Task requirements: Return the full listing exactly as it is written.

Items:
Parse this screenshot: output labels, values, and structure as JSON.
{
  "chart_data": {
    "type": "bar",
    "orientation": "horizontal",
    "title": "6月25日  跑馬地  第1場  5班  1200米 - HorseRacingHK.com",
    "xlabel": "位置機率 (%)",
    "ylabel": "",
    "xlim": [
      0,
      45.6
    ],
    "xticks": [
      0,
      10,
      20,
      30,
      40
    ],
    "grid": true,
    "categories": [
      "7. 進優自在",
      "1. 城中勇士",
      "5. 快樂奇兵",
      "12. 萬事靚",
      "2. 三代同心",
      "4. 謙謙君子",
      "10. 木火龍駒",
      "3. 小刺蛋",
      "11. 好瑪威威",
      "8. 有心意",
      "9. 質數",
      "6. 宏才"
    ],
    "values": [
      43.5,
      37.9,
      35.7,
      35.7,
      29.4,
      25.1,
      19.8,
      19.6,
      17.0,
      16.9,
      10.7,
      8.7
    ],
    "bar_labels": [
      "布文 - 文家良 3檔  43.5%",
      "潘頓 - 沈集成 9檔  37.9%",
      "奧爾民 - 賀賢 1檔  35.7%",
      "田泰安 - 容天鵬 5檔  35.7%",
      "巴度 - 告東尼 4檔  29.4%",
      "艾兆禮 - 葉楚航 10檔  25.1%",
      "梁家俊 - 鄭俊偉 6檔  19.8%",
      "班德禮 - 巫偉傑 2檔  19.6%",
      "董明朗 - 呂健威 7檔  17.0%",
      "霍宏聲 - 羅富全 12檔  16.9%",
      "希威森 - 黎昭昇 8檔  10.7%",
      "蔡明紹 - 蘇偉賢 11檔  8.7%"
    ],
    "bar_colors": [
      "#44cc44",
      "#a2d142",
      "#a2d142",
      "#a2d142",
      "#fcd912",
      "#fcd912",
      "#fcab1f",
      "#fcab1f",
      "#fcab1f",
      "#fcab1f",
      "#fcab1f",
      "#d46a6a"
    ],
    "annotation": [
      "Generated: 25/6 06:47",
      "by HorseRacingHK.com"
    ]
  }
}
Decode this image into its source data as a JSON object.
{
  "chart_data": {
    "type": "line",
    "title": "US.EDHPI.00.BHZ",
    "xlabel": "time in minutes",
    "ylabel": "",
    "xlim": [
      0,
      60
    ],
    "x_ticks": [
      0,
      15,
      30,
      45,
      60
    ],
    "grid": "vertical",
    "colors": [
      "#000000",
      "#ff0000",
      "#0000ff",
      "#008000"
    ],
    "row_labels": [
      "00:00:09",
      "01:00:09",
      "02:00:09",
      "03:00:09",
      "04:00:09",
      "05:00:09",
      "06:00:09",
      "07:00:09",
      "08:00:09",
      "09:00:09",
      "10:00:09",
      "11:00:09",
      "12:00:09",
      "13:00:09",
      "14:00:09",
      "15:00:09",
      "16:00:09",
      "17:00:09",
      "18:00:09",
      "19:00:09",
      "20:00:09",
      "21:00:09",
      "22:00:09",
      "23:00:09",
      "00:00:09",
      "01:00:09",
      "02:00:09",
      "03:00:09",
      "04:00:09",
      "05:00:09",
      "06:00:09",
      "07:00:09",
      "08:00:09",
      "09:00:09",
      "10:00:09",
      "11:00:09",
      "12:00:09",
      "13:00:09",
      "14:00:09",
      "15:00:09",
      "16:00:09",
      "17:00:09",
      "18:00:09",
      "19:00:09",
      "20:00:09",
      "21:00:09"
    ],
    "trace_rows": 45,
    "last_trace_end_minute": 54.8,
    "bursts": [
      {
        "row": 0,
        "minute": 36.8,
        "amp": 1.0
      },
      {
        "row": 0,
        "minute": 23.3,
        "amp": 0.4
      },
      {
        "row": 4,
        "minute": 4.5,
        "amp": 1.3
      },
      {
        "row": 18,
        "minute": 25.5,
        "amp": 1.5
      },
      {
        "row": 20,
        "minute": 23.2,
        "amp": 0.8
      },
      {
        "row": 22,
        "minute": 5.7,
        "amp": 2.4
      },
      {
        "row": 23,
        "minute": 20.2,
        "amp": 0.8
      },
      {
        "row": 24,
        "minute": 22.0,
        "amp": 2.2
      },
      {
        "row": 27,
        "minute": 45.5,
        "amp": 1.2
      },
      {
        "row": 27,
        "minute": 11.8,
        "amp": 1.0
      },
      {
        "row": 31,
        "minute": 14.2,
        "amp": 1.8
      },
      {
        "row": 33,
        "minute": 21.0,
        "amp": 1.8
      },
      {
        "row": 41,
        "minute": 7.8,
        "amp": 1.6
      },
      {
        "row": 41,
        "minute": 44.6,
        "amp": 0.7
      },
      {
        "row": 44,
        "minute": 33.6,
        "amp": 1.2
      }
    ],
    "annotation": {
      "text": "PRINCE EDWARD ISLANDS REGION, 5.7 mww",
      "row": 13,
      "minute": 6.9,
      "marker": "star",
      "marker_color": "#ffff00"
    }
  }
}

Output for this exercise:
Parse this screenshot: output labels, values, and structure as JSON.
{
  "chart_data": {
    "type": "bar",
    "orientation": "horizontal",
    "title": "6月25日  跑馬地  第1場  5班  1200米 - HorseRacingHK.com",
    "xlabel": "位置機率 (%)",
    "ylabel": "",
    "xlim": [
      0,
      45.6
    ],
    "xticks": [
      0,
      10,
      20,
      30,
      40
    ],
    "grid": true,
    "categories": [
      "7. 進優自在",
      "1. 城中勇士",
      "5. 快樂奇兵",
      "12. 萬事靚",
      "2. 三代同心",
      "4. 謙謙君子",
      "10. 木火龍駒",
      "3. 小刺蛋",
      "11. 好瑪威威",
      "8. 有心意",
      "9. 質數",
      "6. 宏才"
    ],
    "values": [
      43.5,
      37.9,
      35.7,
      35.7,
      29.4,
      25.1,
      19.8,
      19.6,
      17.0,
      16.9,
      10.7,
      8.7
    ],
    "bar_labels": [
      "布文 - 文家良 3檔  43.5%",
      "潘頓 - 沈集成 9檔  37.9%",
      "奧爾民 - 賀賢 1檔  35.7%",
      "田泰安 - 容天鵬 5檔  35.7%",
      "巴度 - 告東尼 4檔  29.4%",
      "艾兆禮 - 葉楚航 10檔  25.1%",
      "梁家俊 - 鄭俊偉 6檔  19.8%",
      "班德禮 - 巫偉傑 2檔  19.6%",
      "董明朗 - 呂健威 7檔  17.0%",
      "霍宏聲 - 羅富全 12檔  16.9%",
      "希威森 - 黎昭昇 8檔  10.7%",
      "蔡明紹 - 蘇偉賢 11檔  8.7%"
    ],
    "bar_colors": [
      "#44cc44",
      "#a2d142",
      "#a2d142",
      "#a2d142",
      "#fcd912",
      "#fcd912",
      "#fcab1f",
      "#fcab1f",
      "#fcab1f",
      "#fcab1f",
      "#fcab1f",
      "#d46a6a"
    ],
    "annotation": [
      "Generated: 25/6 06:47",
      "by HorseRacingHK.com"
    ]
  }
}
Decode this image into its source data as a JSON object.
{
  "chart_data": {
    "type": "line",
    "title": "US.EDHPI.00.BHZ",
    "xlabel": "time in minutes",
    "ylabel": "",
    "xlim": [
      0,
      60
    ],
    "x_ticks": [
      0,
      15,
      30,
      45,
      60
    ],
    "grid": "vertical",
    "colors": [
      "#000000",
      "#ff0000",
      "#0000ff",
      "#008000"
    ],
    "row_labels": [
      "00:00:09",
      "01:00:09",
      "02:00:09",
      "03:00:09",
      "04:00:09",
      "05:00:09",
      "06:00:09",
      "07:00:09",
      "08:00:09",
      "09:00:09",
      "10:00:09",
      "11:00:09",
      "12:00:09",
      "13:00:09",
      "14:00:09",
      "15:00:09",
      "16:00:09",
      "17:00:09",
      "18:00:09",
      "19:00:09",
      "20:00:09",
      "21:00:09",
      "22:00:09",
      "23:00:09",
      "00:00:09",
      "01:00:09",
      "02:00:09",
      "03:00:09",
      "04:00:09",
      "05:00:09",
      "06:00:09",
      "07:00:09",
      "08:00:09",
      "09:00:09",
      "10:00:09",
      "11:00:09",
      "12:00:09",
      "13:00:09",
      "14:00:09",
      "15:00:09",
      "16:00:09",
      "17:00:09",
      "18:00:09",
      "19:00:09",
      "20:00:09",
      "21:00:09"
    ],
    "trace_rows": 45,
    "last_trace_end_minute": 54.8,
    "bursts": [
      {
        "row": 0,
        "minute": 36.8,
        "amp": 1.0
      },
      {
        "row": 0,
        "minute": 23.3,
        "amp": 0.4
      },
      {
        "row": 4,
        "minute": 4.5,
        "amp": 1.3
      },
      {
        "row": 18,
        "minute": 25.5,
        "amp": 1.5
      },
      {
        "row": 20,
        "minute": 23.2,
        "amp": 0.8
      },
      {
        "row": 22,
        "minute": 5.7,
        "amp": 2.4
      },
      {
        "row": 23,
        "minute": 20.2,
        "amp": 0.8
      },
      {
        "row": 24,
        "minute": 22.0,
        "amp": 2.2
      },
      {
        "row": 27,
        "minute": 45.5,
        "amp": 1.2
      },
      {
        "row": 27,
        "minute": 11.8,
        "amp": 1.0
      },
      {
        "row": 31,
        "minute": 14.2,
        "amp": 1.8
      },
      {
        "row": 33,
        "minute": 21.0,
        "amp": 1.8
      },
      {
        "row": 41,
        "minute": 7.8,
        "amp": 1.6
      },
      {
        "row": 41,
        "minute": 44.6,
        "amp": 0.7
      },
      {
        "row": 44,
        "minute": 33.6,
        "amp": 1.2
      }
    ],
    "annotation": {
      "text": "PRINCE EDWARD ISLANDS REGION, 5.7 mww",
      "row": 13,
      "minute": 6.9,
      "marker": "star",
      "marker_color": "#ffff00"
    }
  }
}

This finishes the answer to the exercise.